EXERCISE DESCRIPTION =>
Filter this data down to the lines that hold "buah", and copy them.

(Data records)
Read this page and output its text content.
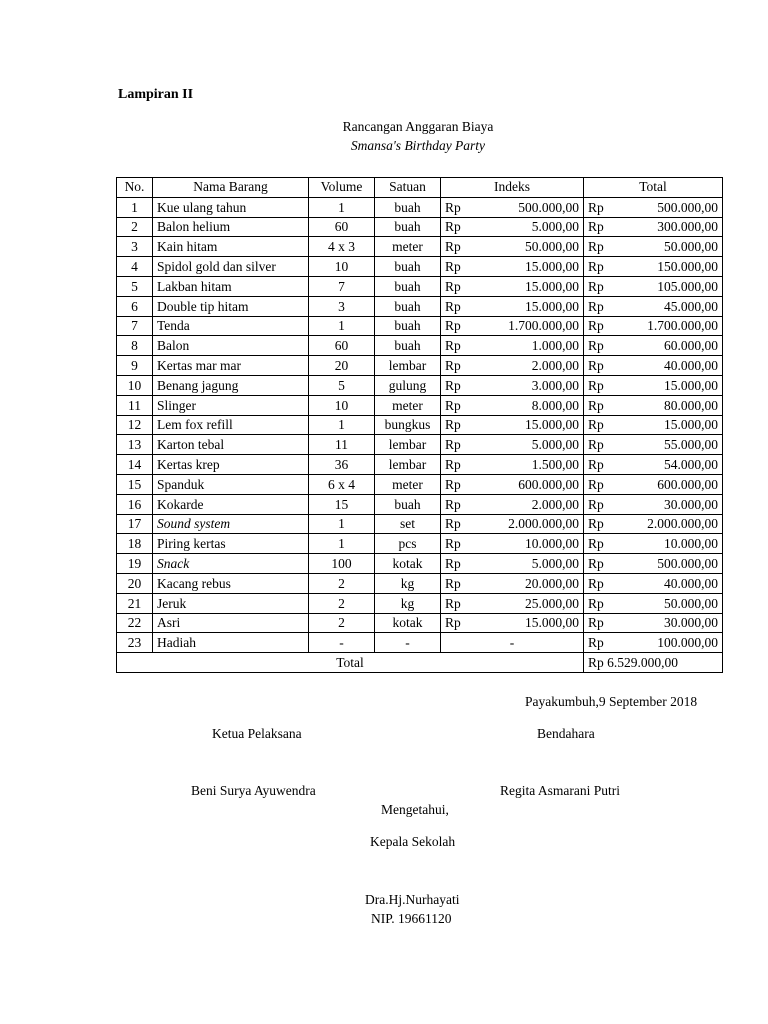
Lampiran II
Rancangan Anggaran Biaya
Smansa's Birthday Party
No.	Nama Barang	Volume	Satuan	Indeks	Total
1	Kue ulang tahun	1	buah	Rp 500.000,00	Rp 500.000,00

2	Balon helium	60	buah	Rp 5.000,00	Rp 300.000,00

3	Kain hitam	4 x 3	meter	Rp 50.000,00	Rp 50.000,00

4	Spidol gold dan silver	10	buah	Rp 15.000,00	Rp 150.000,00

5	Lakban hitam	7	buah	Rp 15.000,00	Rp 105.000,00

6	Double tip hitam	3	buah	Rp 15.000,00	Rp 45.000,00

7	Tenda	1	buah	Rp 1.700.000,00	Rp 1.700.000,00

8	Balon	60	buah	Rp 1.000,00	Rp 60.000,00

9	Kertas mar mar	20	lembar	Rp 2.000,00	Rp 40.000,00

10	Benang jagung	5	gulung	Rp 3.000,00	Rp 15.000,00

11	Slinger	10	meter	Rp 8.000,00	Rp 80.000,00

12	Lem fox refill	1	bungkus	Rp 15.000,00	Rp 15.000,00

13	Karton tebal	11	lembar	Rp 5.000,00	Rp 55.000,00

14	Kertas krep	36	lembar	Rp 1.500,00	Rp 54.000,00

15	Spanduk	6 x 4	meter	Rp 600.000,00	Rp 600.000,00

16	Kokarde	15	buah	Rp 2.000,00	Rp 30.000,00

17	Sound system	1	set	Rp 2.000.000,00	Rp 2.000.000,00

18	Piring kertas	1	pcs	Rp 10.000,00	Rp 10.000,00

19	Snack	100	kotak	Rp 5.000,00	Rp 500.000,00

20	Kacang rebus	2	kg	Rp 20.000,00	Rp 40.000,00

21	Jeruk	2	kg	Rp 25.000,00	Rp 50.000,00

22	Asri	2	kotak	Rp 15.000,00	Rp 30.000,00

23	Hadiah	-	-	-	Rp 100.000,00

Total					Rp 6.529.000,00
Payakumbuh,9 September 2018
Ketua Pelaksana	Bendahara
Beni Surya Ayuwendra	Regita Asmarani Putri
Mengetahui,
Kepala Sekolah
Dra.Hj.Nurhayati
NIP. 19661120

--

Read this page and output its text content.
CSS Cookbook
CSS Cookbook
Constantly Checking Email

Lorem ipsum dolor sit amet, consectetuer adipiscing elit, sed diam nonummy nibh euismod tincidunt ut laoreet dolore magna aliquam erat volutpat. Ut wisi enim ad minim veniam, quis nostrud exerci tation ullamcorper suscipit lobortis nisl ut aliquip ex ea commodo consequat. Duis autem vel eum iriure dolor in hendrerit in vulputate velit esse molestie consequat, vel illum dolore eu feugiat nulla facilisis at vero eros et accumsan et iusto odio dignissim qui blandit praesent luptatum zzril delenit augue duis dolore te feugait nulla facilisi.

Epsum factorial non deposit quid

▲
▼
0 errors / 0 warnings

WRITTEN ANSWER =>
1	Kue ulang tahun	1	buah	Rp 500.000,00	Rp 500.000,00
2	Balon helium	60	buah	Rp 5.000,00	Rp 300.000,00
4	Spidol gold dan silver	10	buah	Rp 15.000,00	Rp 150.000,00
5	Lakban hitam	7	buah	Rp 15.000,00	Rp 105.000,00
6	Double tip hitam	3	buah	Rp 15.000,00	Rp 45.000,00
7	Tenda	1	buah	Rp 1.700.000,00	Rp 1.700.000,00
8	Balon	60	buah	Rp 1.000,00	Rp 60.000,00
16	Kokarde	15	buah	Rp 2.000,00	Rp 30.000,00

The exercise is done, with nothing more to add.